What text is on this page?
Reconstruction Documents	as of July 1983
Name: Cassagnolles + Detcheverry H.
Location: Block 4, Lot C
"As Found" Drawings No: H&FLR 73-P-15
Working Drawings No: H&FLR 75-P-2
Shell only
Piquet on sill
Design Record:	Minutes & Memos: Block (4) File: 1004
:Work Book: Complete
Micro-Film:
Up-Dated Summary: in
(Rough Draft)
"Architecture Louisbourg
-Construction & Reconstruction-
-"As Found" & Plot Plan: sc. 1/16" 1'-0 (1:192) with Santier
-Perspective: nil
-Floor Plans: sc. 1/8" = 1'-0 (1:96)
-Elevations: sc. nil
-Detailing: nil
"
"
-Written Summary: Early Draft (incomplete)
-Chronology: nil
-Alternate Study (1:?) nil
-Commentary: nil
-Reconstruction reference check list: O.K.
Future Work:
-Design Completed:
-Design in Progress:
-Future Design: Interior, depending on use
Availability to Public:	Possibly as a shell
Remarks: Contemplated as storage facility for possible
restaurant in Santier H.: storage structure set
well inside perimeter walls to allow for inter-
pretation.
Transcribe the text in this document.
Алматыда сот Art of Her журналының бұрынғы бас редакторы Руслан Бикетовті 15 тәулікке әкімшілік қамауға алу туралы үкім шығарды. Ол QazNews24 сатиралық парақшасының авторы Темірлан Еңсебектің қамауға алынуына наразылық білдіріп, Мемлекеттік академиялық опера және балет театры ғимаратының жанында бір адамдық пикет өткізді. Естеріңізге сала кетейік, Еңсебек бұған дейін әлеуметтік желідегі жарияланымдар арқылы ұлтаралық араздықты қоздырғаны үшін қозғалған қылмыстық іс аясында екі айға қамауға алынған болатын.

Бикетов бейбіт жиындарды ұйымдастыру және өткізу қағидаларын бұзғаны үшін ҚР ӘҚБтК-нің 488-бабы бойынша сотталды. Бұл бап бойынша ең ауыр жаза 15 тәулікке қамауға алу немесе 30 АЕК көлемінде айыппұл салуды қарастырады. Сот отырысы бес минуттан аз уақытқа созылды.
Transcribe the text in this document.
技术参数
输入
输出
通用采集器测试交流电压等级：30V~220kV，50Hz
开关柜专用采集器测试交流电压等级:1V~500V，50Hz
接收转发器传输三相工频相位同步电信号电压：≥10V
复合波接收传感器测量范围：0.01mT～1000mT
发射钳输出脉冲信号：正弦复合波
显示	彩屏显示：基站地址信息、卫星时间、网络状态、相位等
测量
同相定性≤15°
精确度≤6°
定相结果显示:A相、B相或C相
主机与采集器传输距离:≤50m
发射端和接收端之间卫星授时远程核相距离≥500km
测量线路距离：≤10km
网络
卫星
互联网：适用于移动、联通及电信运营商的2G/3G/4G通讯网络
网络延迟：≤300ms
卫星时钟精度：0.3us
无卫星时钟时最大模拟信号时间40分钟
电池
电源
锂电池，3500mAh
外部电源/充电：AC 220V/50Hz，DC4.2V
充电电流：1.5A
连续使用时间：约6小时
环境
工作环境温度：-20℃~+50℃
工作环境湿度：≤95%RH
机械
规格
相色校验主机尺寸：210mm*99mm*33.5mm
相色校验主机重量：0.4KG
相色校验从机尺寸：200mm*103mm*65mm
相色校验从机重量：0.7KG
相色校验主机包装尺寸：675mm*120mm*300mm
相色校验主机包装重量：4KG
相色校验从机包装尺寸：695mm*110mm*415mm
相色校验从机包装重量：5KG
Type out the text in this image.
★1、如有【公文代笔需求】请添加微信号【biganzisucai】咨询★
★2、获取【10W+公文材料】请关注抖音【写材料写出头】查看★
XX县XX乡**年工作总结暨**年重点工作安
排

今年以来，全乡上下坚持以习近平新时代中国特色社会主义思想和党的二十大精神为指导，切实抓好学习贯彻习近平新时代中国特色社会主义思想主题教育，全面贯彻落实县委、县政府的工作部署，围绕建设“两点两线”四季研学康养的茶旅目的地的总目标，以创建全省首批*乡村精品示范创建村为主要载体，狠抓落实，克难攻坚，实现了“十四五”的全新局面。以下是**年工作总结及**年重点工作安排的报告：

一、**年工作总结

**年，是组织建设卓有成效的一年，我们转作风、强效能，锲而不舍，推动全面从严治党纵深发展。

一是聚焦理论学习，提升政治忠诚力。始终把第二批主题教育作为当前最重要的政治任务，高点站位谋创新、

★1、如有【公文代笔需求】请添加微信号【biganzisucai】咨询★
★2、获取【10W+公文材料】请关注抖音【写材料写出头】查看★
:::
■ Short problem
Identify all lines in the records above with the word "Future".

■ Answer
Future Work:
-Future Design: Interior, depending on use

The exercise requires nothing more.